Problem to work on: Retype the material below. Keep every word exactly as it is.

Source data:
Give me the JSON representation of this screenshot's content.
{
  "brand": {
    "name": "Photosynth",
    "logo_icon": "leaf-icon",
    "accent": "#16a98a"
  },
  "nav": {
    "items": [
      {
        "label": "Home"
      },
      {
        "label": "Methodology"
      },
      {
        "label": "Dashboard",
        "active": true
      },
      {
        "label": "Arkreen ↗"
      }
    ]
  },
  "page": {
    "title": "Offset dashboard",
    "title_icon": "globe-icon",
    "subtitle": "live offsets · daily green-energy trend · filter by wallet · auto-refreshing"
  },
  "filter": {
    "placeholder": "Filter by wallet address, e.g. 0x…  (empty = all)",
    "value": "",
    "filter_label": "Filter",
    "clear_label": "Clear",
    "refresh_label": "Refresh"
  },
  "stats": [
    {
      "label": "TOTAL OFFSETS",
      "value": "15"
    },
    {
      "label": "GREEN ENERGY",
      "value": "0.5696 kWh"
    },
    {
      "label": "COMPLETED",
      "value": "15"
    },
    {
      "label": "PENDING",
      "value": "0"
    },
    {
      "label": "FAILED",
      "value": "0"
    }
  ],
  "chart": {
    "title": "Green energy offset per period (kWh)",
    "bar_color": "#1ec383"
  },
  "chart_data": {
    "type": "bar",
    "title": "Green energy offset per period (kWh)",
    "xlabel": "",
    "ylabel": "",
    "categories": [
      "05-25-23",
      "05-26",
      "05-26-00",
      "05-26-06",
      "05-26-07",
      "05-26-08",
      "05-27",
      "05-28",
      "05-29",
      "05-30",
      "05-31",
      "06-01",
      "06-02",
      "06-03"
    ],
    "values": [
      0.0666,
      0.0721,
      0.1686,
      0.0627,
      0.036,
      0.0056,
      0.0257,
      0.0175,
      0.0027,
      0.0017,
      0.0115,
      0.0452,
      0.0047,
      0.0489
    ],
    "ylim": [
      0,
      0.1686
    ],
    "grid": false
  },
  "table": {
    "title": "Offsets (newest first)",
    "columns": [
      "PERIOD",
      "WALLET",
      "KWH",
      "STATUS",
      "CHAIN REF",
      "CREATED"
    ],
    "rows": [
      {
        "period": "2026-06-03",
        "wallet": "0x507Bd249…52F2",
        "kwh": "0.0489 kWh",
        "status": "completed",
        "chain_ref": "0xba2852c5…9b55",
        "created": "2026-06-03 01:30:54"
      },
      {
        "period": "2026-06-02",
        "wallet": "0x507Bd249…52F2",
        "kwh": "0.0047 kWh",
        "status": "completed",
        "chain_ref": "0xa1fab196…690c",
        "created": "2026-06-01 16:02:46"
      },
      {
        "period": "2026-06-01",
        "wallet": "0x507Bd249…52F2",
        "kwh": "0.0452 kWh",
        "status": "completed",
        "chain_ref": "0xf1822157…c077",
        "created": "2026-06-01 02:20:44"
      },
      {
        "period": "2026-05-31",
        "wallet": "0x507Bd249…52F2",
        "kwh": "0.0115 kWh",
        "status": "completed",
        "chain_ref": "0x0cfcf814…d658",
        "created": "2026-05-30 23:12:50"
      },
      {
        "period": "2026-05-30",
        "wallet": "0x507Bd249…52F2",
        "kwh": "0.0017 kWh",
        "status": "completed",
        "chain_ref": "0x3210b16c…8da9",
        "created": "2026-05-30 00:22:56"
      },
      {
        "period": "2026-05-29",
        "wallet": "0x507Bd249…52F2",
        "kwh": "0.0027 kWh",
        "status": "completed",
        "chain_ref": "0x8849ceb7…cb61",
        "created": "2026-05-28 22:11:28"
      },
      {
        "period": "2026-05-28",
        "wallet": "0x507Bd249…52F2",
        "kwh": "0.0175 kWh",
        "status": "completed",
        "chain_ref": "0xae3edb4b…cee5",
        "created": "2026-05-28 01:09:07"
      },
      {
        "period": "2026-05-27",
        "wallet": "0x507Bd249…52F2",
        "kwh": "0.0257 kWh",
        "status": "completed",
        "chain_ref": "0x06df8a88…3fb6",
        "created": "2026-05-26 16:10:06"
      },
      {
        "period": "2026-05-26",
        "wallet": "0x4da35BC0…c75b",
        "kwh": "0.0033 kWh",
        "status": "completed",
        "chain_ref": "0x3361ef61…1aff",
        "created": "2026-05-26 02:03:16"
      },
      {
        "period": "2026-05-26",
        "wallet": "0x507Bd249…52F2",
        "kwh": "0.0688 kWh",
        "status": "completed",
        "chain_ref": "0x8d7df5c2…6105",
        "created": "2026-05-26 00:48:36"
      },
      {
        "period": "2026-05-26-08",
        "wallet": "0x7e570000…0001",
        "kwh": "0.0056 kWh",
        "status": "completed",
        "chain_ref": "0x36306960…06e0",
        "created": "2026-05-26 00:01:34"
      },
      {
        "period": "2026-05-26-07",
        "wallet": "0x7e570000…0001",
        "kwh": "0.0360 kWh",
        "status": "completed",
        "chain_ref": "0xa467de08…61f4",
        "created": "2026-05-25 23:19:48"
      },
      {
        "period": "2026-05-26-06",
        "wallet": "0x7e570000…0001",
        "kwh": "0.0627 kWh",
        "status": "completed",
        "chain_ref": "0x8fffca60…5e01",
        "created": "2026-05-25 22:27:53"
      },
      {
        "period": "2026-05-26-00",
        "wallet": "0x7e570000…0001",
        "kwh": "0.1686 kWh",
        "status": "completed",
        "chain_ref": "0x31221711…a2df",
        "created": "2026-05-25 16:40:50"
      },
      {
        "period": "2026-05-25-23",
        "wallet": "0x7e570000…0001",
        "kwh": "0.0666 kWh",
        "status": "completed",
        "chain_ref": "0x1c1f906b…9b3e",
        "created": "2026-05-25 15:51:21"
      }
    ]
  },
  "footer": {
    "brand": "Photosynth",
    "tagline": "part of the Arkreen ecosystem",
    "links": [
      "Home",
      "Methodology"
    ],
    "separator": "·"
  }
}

Answer to this exercise:
Give me the JSON representation of this screenshot's content.
{
  "brand": {
    "name": "Photosynth",
    "logo_icon": "leaf-icon",
    "accent": "#16a98a"
  },
  "nav": {
    "items": [
      {
        "label": "Home"
      },
      {
        "label": "Methodology"
      },
      {
        "label": "Dashboard",
        "active": true
      },
      {
        "label": "Arkreen ↗"
      }
    ]
  },
  "page": {
    "title": "Offset dashboard",
    "title_icon": "globe-icon",
    "subtitle": "live offsets · daily green-energy trend · filter by wallet · auto-refreshing"
  },
  "filter": {
    "placeholder": "Filter by wallet address, e.g. 0x…  (empty = all)",
    "value": "",
    "filter_label": "Filter",
    "clear_label": "Clear",
    "refresh_label": "Refresh"
  },
  "stats": [
    {
      "label": "TOTAL OFFSETS",
      "value": "15"
    },
    {
      "label": "GREEN ENERGY",
      "value": "0.5696 kWh"
    },
    {
      "label": "COMPLETED",
      "value": "15"
    },
    {
      "label": "PENDING",
      "value": "0"
    },
    {
      "label": "FAILED",
      "value": "0"
    }
  ],
  "chart": {
    "title": "Green energy offset per period (kWh)",
    "bar_color": "#1ec383"
  },
  "chart_data": {
    "type": "bar",
    "title": "Green energy offset per period (kWh)",
    "xlabel": "",
    "ylabel": "",
    "categories": [
      "05-25-23",
      "05-26",
      "05-26-00",
      "05-26-06",
      "05-26-07",
      "05-26-08",
      "05-27",
      "05-28",
      "05-29",
      "05-30",
      "05-31",
      "06-01",
      "06-02",
      "06-03"
    ],
    "values": [
      0.0666,
      0.0721,
      0.1686,
      0.0627,
      0.036,
      0.0056,
      0.0257,
      0.0175,
      0.0027,
      0.0017,
      0.0115,
      0.0452,
      0.0047,
      0.0489
    ],
    "ylim": [
      0,
      0.1686
    ],
    "grid": false
  },
  "table": {
    "title": "Offsets (newest first)",
    "columns": [
      "PERIOD",
      "WALLET",
      "KWH",
      "STATUS",
      "CHAIN REF",
      "CREATED"
    ],
    "rows": [
      {
        "period": "2026-06-03",
        "wallet": "0x507Bd249…52F2",
        "kwh": "0.0489 kWh",
        "status": "completed",
        "chain_ref": "0xba2852c5…9b55",
        "created": "2026-06-03 01:30:54"
      },
      {
        "period": "2026-06-02",
        "wallet": "0x507Bd249…52F2",
        "kwh": "0.0047 kWh",
        "status": "completed",
        "chain_ref": "0xa1fab196…690c",
        "created": "2026-06-01 16:02:46"
      },
      {
        "period": "2026-06-01",
        "wallet": "0x507Bd249…52F2",
        "kwh": "0.0452 kWh",
        "status": "completed",
        "chain_ref": "0xf1822157…c077",
        "created": "2026-06-01 02:20:44"
      },
      {
        "period": "2026-05-31",
        "wallet": "0x507Bd249…52F2",
        "kwh": "0.0115 kWh",
        "status": "completed",
        "chain_ref": "0x0cfcf814…d658",
        "created": "2026-05-30 23:12:50"
      },
      {
        "period": "2026-05-30",
        "wallet": "0x507Bd249…52F2",
        "kwh": "0.0017 kWh",
        "status": "completed",
        "chain_ref": "0x3210b16c…8da9",
        "created": "2026-05-30 00:22:56"
      },
      {
        "period": "2026-05-29",
        "wallet": "0x507Bd249…52F2",
        "kwh": "0.0027 kWh",
        "status": "completed",
        "chain_ref": "0x8849ceb7…cb61",
        "created": "2026-05-28 22:11:28"
      },
      {
        "period": "2026-05-28",
        "wallet": "0x507Bd249…52F2",
        "kwh": "0.0175 kWh",
        "status": "completed",
        "chain_ref": "0xae3edb4b…cee5",
        "created": "2026-05-28 01:09:07"
      },
      {
        "period": "2026-05-27",
        "wallet": "0x507Bd249…52F2",
        "kwh": "0.0257 kWh",
        "status": "completed",
        "chain_ref": "0x06df8a88…3fb6",
        "created": "2026-05-26 16:10:06"
      },
      {
        "period": "2026-05-26",
        "wallet": "0x4da35BC0…c75b",
        "kwh": "0.0033 kWh",
        "status": "completed",
        "chain_ref": "0x3361ef61…1aff",
        "created": "2026-05-26 02:03:16"
      },
      {
        "period": "2026-05-26",
        "wallet": "0x507Bd249…52F2",
        "kwh": "0.0688 kWh",
        "status": "completed",
        "chain_ref": "0x8d7df5c2…6105",
        "created": "2026-05-26 00:48:36"
      },
      {
        "period": "2026-05-26-08",
        "wallet": "0x7e570000…0001",
        "kwh": "0.0056 kWh",
        "status": "completed",
        "chain_ref": "0x36306960…06e0",
        "created": "2026-05-26 00:01:34"
      },
      {
        "period": "2026-05-26-07",
        "wallet": "0x7e570000…0001",
        "kwh": "0.0360 kWh",
        "status": "completed",
        "chain_ref": "0xa467de08…61f4",
        "created": "2026-05-25 23:19:48"
      },
      {
        "period": "2026-05-26-06",
        "wallet": "0x7e570000…0001",
        "kwh": "0.0627 kWh",
        "status": "completed",
        "chain_ref": "0x8fffca60…5e01",
        "created": "2026-05-25 22:27:53"
      },
      {
        "period": "2026-05-26-00",
        "wallet": "0x7e570000…0001",
        "kwh": "0.1686 kWh",
        "status": "completed",
        "chain_ref": "0x31221711…a2df",
        "created": "2026-05-25 16:40:50"
      },
      {
        "period": "2026-05-25-23",
        "wallet": "0x7e570000…0001",
        "kwh": "0.0666 kWh",
        "status": "completed",
        "chain_ref": "0x1c1f906b…9b3e",
        "created": "2026-05-25 15:51:21"
      }
    ]
  },
  "footer": {
    "brand": "Photosynth",
    "tagline": "part of the Arkreen ecosystem",
    "links": [
      "Home",
      "Methodology"
    ],
    "separator": "·"
  }
}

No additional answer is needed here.